■ **REQUIREMENT**:
Copy the material word for word, from its first line through the line containing "- candle-body: [46, 160, 50, 174]", including both of those lines.

■ **DATA PROVIDED**:
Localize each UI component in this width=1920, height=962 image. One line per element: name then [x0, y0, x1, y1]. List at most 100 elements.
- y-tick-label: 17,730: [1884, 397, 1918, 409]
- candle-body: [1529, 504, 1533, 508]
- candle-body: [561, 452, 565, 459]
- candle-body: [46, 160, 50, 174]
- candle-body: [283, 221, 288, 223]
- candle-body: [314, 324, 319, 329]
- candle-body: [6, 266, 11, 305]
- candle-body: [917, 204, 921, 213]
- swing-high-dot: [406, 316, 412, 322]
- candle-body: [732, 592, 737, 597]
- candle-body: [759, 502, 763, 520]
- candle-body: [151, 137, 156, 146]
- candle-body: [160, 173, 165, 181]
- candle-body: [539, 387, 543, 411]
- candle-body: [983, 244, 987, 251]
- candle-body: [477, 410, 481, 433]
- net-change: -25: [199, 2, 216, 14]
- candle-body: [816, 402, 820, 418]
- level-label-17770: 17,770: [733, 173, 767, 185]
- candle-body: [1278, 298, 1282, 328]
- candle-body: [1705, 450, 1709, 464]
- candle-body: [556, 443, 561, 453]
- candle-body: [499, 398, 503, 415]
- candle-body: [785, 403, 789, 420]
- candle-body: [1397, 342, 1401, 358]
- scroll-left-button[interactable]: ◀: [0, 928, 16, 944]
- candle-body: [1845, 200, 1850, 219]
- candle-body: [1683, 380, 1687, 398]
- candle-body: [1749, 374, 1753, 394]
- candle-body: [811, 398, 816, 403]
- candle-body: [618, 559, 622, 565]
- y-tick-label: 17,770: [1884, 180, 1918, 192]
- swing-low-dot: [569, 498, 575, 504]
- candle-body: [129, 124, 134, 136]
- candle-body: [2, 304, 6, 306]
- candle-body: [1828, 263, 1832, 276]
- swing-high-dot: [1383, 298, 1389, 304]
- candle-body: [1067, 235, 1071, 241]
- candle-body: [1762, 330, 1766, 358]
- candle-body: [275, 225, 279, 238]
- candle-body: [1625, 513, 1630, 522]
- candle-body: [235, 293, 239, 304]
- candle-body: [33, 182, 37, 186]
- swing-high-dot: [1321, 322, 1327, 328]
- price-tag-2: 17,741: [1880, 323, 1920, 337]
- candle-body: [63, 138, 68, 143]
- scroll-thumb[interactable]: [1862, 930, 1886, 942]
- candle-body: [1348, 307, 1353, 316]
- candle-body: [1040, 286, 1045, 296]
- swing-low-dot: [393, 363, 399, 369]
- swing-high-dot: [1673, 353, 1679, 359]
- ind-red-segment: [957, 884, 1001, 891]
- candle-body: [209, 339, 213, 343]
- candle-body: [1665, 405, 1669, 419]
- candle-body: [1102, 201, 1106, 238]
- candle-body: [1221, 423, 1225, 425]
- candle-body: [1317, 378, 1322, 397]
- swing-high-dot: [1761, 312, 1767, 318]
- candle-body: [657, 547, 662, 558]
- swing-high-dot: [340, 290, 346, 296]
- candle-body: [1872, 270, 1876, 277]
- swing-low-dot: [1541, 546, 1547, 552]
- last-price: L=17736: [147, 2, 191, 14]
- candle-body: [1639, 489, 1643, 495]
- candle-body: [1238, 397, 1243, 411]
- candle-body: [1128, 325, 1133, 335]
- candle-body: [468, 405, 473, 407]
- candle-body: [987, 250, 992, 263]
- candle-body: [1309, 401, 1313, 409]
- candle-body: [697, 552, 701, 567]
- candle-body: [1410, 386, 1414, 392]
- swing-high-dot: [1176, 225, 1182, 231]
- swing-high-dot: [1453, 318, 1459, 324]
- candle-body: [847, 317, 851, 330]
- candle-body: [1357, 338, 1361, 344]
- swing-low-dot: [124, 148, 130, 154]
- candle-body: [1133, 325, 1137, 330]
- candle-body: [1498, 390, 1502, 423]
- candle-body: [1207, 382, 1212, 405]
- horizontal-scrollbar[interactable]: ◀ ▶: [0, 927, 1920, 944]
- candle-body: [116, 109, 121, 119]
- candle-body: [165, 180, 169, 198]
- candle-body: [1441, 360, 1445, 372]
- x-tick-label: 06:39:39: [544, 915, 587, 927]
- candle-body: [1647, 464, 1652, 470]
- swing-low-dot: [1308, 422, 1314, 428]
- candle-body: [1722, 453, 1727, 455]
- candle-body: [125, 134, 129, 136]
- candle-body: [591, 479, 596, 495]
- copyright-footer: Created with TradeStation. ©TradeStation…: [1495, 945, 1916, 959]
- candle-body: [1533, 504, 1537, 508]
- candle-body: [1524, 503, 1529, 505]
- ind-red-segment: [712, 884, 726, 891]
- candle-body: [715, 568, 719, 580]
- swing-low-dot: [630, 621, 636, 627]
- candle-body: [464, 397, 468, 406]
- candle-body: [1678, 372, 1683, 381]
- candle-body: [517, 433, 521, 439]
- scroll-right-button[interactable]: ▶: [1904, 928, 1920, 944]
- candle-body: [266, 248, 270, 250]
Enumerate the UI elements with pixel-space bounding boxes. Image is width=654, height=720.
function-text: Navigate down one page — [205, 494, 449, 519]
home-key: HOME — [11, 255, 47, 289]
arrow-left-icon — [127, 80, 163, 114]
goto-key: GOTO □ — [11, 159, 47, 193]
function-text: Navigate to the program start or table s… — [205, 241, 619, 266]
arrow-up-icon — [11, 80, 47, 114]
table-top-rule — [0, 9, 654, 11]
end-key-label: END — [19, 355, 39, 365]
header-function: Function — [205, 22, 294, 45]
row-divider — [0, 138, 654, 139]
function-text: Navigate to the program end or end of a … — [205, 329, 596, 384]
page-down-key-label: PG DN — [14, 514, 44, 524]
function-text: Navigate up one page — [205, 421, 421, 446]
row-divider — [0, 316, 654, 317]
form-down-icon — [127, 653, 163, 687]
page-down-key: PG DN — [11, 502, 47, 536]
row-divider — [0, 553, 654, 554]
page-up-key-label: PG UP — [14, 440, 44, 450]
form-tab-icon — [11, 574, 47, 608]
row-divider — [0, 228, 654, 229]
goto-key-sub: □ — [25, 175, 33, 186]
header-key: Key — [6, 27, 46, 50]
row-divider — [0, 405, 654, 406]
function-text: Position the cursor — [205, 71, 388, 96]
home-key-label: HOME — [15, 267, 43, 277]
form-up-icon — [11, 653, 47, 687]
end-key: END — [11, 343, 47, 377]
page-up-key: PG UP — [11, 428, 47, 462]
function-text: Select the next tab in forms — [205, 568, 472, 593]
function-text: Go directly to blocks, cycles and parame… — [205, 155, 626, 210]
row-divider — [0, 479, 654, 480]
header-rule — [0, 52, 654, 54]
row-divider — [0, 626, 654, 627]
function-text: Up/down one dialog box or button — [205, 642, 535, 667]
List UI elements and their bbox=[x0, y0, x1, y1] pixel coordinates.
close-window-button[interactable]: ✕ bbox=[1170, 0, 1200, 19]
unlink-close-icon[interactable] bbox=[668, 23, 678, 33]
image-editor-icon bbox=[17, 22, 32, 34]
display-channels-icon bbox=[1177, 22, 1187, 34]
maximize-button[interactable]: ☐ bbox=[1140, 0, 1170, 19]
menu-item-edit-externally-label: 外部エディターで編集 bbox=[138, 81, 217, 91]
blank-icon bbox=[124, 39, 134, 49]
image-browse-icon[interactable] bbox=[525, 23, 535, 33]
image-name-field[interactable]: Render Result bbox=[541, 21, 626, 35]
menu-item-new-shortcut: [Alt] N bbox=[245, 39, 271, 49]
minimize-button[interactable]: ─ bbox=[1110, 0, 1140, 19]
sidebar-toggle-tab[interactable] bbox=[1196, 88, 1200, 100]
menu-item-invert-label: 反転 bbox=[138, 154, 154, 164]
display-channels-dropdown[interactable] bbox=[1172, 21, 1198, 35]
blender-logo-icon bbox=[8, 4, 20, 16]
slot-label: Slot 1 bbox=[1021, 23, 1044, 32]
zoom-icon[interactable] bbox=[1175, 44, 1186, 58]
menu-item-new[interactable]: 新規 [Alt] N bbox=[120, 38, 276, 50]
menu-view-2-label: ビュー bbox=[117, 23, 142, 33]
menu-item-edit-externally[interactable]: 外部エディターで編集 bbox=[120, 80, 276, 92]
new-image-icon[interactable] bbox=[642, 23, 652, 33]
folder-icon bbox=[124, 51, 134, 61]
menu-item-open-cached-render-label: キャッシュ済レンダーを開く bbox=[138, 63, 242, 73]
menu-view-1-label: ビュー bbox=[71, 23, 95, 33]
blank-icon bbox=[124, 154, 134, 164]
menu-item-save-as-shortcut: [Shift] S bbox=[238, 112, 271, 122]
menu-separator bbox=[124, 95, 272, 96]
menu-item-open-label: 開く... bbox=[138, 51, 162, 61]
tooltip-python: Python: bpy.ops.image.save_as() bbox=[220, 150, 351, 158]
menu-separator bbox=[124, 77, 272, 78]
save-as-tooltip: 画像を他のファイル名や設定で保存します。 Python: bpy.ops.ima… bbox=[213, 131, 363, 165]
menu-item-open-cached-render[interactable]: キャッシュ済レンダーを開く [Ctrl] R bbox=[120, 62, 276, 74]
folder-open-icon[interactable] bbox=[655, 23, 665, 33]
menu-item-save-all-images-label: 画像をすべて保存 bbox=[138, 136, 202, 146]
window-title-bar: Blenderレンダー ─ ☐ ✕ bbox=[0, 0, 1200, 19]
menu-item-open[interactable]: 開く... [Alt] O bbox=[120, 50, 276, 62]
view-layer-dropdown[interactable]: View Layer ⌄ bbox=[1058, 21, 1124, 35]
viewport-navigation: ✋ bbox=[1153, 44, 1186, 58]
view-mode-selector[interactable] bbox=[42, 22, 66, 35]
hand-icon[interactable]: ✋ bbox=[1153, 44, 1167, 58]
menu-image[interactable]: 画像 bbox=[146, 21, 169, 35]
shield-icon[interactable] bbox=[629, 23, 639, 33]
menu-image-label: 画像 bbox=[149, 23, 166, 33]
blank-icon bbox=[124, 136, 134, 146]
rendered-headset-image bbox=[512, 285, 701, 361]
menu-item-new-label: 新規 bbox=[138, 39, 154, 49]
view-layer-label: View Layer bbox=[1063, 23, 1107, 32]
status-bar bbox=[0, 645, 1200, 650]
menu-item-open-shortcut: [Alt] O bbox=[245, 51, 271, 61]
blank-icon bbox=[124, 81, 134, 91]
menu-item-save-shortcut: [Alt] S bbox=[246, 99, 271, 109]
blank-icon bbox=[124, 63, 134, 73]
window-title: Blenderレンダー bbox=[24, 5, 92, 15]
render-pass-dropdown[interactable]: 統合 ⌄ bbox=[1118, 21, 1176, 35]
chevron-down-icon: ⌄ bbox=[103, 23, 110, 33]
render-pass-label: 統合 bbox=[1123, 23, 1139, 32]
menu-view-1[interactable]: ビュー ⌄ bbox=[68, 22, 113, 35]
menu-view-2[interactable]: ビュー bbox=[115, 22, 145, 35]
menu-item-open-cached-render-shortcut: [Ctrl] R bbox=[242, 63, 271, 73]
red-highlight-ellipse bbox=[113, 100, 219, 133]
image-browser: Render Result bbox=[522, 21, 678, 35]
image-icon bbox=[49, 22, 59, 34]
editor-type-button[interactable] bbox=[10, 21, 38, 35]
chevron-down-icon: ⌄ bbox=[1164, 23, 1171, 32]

■ **SOLUTION FOR THIS EXERCISE**:
Localize each UI component in this width=1920, height=962 image. One line per element: name then [x0, y0, x1, y1]. List at most 100 elements.
- y-tick-label: 17,730: [1884, 397, 1918, 409]
- candle-body: [1529, 504, 1533, 508]
- candle-body: [561, 452, 565, 459]
- candle-body: [46, 160, 50, 174]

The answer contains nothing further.